Later, Paisley appeared in a few stage productions. Then in 2002, he landed the part of midwife Ben Saunders in BBC1's popular medical soap Holby City. Ben's kiss with his on-screen same-sex partner attracted 114 complaints from viewers.

In 2008, Paisley starred in the short film Sweat, which was screened at the London Lesbian and Gay Film Festival, and selected for screening at NewFest in New York, June 2008.

Paisley completed filming on his regular role as Rory Murdoch on BBC Scotland's River City, the son of gangster Lenny Murdoch and departed the show in 2009.

Paisley starred as 'Madam' Gary in the play The Backroom by Adrian Pagan at The Cock Tavern Theatre in Kilburn, London in March–May 2009, where he provided a 'particularly credible' performance as his 'nervy and paranoid' character.

In May 2009, he also starred as Michael in the successful stage production of Muhmah at the HighTide Festival. In 2009–10, he took to the stage again in the UK Tour of Over The Rainbow: The Eva Cassidy Story, in which he played the part of Dan Cassidy.

In 2010, he made his directorial debut with the play The Lasses, O (written by his mother Janet Paisley). at the Edinburgh Festival. He also starred as Rick in the 2010 horror film Unhappy Birthday.

In 2013, Paisley "starred" in a short film produced for the Dutch Film Festival called Fall-out, described as a post-apocalyptic romantic comedy.

In 2016, he played the role of Saki in Katherine Rundell's Life According to Saki at the Edinburgh Festival Fringe; the play went on to win the Carol Tambor Best of Edinburgh Award and subsequently toured Off-off-Broadway.

In November 2019, he returned to River City as Rory Murdoch, back from the dead having faked his own suicide.

==Filmography==

| Year | Title | Role | Notes |
|---|---|---|---|
| 2000 | Tinsel Town | Ryan Taylor | TV series (2 seasons) |
| 2002 | As If | Glen | TV series (1 episodes) |
| 2002–03 | Holby City | Ben Saunders | TV series (2 seasons) |
| 2003 | Casualty | Ben Saunders | TV series (6 episodes) |
| 2006–09, 2019–2021 | River City | Rory Murdoch | TV series (4 seasons) |
| 2007 | The Whistleblowers | Paul McCallister | TV series (1 episodes) |
| 2008 | Sweat | Simon | Short film |
| 2010 | Unhappybirthday | Rick | Film |
| 2013 | Fall-out | Nate | Short film |
| 2016 | EastEnders | Tom Edwards | TV series (2 episodes) |
| 2018 | Rise of the Clans | Robert the Bruce | TV series (1 episode "The Bruce Supremacy") |

==Awards and nominations==

| Year | Award | Category | Nominee(s) | Result | Ref. |
|---|---|---|---|---|---|
| 2016 | Carol Tambor Best of Edinburgh Award | Best of Edinburgh | Life According to Saki | Won |  |

== Personal life ==
Paisley is a vegetarian. He was voted 'Britain's sexiest man' by readers of Gay Times magazine in 2003. In 2021, SNP MP Joanna Cherry alleged he had defamed her on Twitter, though he denied this and Cherry did not take the matter to court.

In March 2021, Paisley was nominated for "Awesome" Ally of the Year by Diva magazine. In May 2021, Paisley was nominated for '"Celebrity" of the Year' at the National Diversity Awards. In June 2021, he was announced as a winner of the Attitude Pride Awards 2021. In August 2021, he was shortlisted for the "Community Champion Award" at the Proud Scotland awards.

Paisley declared in August 2021 that he would move from Scotland as he "no longer feels safe" after being doxed.

What you are asked to do:
Output the passage of the biographical text that runs from "Later, Paisley appeared" up to and including "and paranoid' character.", copied exactly.

(Document understanding data)

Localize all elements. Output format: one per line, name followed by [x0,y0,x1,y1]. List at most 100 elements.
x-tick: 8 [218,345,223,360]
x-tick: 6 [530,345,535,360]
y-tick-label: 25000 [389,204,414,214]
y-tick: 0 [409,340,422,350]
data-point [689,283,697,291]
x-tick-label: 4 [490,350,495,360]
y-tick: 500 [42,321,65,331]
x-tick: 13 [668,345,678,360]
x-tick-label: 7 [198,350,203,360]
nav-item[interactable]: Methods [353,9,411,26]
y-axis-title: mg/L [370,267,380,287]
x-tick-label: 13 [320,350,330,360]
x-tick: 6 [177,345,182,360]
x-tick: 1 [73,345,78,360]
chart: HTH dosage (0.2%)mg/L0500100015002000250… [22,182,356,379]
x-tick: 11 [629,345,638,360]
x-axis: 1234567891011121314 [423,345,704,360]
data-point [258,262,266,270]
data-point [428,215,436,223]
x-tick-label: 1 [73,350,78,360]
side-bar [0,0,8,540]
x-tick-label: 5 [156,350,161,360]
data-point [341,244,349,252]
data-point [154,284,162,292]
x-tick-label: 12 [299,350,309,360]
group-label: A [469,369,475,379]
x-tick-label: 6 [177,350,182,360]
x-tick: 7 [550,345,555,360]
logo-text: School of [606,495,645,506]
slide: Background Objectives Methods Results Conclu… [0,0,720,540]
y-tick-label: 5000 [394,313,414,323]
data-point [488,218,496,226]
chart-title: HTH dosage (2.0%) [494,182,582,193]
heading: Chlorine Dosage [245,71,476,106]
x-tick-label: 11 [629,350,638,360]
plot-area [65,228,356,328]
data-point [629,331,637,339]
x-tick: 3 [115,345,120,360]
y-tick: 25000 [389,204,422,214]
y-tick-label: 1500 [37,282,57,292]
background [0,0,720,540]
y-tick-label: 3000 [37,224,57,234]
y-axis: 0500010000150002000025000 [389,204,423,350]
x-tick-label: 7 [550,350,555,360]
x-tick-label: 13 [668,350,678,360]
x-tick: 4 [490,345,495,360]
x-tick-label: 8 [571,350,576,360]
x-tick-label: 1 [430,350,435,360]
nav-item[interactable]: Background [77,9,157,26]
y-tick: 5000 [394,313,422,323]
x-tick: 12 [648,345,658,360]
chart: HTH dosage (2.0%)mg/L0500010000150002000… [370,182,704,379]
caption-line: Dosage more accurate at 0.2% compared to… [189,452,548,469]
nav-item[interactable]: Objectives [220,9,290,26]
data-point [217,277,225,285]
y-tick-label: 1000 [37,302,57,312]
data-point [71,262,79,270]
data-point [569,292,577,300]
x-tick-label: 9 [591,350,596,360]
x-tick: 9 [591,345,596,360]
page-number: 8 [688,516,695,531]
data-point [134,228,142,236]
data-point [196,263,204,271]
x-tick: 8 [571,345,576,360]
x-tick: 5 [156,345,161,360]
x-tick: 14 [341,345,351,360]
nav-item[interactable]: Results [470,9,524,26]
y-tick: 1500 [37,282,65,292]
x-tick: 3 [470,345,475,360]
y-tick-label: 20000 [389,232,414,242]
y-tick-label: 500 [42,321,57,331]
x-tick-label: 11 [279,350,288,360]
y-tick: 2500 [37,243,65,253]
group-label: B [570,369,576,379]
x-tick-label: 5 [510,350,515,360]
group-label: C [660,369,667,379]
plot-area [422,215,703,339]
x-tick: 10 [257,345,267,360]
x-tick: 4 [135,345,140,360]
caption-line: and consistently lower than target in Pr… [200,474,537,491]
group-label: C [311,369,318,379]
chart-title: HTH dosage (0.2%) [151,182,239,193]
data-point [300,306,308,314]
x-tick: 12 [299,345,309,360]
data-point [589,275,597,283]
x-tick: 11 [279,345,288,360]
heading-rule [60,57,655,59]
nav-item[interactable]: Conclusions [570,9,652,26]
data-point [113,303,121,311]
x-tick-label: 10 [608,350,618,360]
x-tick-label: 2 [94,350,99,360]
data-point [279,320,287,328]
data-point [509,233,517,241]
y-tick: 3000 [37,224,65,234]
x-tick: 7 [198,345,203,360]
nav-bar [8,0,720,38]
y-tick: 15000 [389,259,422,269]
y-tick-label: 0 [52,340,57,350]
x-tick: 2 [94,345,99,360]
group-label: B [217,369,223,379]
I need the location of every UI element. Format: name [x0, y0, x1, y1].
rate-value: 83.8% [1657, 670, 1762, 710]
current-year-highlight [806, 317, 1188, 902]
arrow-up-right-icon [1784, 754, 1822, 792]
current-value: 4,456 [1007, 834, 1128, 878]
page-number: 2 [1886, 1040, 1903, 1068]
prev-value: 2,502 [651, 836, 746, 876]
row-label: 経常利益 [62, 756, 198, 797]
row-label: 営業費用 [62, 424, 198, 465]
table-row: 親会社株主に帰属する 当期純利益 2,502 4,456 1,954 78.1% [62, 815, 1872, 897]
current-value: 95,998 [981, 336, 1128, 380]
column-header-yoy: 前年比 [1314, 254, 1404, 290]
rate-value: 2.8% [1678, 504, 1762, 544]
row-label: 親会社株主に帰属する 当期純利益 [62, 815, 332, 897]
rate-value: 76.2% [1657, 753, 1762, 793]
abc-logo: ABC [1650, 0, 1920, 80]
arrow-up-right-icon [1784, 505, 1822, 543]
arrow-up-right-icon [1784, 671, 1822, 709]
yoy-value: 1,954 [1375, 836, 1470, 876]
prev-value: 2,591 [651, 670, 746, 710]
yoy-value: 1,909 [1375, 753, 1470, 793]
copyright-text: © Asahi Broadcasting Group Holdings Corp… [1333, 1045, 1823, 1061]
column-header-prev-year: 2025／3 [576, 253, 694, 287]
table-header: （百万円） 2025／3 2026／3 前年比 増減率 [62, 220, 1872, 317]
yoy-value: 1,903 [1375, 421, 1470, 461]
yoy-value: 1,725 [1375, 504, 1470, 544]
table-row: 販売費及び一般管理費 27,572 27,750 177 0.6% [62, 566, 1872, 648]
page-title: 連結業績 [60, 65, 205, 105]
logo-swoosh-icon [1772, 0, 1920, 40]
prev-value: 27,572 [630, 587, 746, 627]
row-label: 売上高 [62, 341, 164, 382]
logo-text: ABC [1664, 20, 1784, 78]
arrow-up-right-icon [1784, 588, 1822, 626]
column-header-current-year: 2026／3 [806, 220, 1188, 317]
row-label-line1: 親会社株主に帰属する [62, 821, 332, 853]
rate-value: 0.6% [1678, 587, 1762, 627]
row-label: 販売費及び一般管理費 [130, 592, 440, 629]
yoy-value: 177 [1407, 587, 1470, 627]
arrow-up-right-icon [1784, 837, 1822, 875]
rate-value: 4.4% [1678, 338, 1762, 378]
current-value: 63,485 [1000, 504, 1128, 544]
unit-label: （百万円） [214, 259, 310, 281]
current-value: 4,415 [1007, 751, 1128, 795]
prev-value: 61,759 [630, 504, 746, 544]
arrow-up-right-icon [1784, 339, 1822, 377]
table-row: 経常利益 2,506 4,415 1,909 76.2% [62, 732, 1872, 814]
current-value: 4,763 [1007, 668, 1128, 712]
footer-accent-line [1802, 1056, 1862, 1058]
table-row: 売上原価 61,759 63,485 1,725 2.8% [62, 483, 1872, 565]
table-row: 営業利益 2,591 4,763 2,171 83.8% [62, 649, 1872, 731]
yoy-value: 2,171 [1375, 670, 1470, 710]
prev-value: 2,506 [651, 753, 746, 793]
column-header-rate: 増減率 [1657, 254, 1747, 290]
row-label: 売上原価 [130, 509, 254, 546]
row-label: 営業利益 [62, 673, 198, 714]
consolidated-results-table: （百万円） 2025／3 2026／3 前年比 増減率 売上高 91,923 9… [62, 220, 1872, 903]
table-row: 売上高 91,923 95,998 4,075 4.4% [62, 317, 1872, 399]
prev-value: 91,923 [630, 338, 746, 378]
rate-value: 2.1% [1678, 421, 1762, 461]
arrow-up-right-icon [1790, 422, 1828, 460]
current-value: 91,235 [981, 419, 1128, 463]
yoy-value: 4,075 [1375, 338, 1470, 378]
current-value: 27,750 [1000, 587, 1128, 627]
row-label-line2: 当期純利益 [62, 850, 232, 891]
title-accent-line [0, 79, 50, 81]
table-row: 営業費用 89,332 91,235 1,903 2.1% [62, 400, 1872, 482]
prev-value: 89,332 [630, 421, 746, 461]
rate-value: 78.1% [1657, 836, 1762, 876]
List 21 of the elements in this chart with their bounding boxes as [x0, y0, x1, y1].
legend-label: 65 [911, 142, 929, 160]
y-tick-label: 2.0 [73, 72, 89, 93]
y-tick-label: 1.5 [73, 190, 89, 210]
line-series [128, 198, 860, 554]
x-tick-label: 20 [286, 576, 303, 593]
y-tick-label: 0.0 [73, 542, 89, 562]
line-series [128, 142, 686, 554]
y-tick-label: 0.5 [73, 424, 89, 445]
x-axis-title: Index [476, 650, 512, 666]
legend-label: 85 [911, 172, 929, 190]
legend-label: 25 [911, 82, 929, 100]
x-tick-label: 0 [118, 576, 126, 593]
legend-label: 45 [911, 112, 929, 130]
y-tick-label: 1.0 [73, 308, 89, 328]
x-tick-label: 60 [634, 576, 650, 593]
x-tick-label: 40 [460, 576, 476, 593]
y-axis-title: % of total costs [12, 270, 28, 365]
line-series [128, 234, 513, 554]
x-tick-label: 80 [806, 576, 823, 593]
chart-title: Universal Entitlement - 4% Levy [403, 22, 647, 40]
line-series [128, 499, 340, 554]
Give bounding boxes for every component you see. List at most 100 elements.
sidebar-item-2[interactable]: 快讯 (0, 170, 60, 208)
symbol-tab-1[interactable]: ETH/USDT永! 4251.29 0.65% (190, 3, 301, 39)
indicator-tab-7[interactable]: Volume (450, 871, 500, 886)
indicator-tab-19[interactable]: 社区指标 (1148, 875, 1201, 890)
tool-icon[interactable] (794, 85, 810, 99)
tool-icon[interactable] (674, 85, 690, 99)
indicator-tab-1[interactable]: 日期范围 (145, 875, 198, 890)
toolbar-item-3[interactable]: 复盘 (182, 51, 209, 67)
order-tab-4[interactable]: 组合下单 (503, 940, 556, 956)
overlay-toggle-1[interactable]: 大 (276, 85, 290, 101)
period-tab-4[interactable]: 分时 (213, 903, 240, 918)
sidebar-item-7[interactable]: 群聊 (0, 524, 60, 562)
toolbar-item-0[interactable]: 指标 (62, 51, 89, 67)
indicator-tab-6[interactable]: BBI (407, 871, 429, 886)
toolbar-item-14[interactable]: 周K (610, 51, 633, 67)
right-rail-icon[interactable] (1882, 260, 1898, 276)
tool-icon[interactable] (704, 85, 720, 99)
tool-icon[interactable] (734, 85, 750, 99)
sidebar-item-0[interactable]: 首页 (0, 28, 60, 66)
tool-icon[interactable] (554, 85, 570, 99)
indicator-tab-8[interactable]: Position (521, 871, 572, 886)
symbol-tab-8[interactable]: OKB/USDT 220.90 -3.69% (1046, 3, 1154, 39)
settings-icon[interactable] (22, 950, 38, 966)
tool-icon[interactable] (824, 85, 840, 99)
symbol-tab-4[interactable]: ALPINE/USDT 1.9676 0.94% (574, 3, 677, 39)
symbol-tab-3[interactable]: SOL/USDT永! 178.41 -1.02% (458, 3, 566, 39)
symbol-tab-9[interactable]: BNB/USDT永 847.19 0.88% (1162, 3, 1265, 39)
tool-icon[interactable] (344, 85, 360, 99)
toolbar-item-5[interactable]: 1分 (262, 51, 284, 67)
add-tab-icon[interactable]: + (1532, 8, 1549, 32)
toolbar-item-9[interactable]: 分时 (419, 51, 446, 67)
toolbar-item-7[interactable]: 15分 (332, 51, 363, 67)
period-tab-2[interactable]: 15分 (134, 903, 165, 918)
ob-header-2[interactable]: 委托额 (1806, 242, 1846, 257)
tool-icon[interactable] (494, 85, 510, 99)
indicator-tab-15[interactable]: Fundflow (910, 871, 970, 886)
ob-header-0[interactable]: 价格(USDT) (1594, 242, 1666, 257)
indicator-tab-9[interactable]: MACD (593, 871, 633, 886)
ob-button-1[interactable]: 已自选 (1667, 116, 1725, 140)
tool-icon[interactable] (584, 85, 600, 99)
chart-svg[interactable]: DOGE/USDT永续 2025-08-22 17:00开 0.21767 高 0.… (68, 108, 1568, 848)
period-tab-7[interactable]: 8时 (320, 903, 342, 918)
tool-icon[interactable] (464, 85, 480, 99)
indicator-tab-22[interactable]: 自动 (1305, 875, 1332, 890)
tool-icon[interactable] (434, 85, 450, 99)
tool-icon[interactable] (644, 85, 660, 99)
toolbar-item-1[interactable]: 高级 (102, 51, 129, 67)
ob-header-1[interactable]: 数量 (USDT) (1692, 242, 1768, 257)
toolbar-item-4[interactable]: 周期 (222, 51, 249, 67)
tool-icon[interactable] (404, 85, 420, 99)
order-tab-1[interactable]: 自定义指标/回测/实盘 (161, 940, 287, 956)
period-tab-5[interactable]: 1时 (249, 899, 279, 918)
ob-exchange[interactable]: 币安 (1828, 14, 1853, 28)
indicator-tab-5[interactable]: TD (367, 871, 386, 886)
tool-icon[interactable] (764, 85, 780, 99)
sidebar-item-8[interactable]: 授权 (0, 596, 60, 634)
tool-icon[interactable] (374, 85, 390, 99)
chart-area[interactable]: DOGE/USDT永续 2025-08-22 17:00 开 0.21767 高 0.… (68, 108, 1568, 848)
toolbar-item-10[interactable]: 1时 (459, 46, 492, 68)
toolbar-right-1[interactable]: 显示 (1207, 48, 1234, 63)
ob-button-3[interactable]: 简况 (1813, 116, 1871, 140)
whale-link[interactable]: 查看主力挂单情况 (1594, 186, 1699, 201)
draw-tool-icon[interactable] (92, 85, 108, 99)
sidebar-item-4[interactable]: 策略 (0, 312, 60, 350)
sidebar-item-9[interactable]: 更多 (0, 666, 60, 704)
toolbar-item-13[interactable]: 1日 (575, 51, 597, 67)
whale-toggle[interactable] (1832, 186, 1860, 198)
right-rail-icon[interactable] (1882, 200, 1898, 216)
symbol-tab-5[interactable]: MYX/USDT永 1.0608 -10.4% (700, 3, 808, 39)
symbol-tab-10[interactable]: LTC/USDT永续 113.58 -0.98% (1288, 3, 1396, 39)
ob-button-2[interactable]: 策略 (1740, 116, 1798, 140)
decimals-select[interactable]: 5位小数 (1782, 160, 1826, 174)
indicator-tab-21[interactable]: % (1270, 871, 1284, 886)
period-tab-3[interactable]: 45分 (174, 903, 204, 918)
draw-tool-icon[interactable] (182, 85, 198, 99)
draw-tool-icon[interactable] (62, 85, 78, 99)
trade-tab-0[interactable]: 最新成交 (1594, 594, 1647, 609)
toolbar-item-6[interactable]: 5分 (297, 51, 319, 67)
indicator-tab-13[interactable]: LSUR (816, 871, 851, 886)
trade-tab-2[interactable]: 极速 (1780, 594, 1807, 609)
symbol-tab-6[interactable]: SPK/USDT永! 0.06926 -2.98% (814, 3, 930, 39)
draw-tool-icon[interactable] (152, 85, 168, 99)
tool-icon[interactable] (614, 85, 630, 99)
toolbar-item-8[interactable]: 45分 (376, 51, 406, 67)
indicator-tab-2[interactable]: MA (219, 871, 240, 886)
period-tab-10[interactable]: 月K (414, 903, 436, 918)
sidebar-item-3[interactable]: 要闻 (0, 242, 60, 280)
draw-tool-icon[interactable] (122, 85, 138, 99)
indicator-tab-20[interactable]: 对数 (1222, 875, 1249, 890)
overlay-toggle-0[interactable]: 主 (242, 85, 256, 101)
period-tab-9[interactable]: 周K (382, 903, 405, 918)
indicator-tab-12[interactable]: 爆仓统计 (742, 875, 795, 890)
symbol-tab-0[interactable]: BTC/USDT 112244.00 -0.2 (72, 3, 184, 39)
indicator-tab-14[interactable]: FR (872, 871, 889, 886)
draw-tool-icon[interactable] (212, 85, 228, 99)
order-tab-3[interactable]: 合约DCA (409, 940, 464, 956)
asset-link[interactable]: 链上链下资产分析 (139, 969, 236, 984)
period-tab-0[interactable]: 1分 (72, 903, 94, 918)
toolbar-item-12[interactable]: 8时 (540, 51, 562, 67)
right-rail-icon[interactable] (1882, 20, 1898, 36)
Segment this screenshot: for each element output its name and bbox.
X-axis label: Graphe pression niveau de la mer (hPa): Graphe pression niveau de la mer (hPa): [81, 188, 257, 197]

Expected output:
Later, Paisley appeared in a few stage productions. Then in 2002, he landed the part of midwife Ben Saunders in BBC1's popular medical soap Holby City. Ben's kiss with his on-screen same-sex partner attracted 114 complaints from viewers.

In 2008, Paisley starred in the short film Sweat, which was screened at the London Lesbian and Gay Film Festival, and selected for screening at NewFest in New York, June 2008.

Paisley completed filming on his regular role as Rory Murdoch on BBC Scotland's River City, the son of gangster Lenny Murdoch and departed the show in 2009.

Paisley starred as 'Madam' Gary in the play The Backroom by Adrian Pagan at The Cock Tavern Theatre in Kilburn, London in March–May 2009, where he provided a 'particularly credible' performance as his 'nervy and paranoid' character.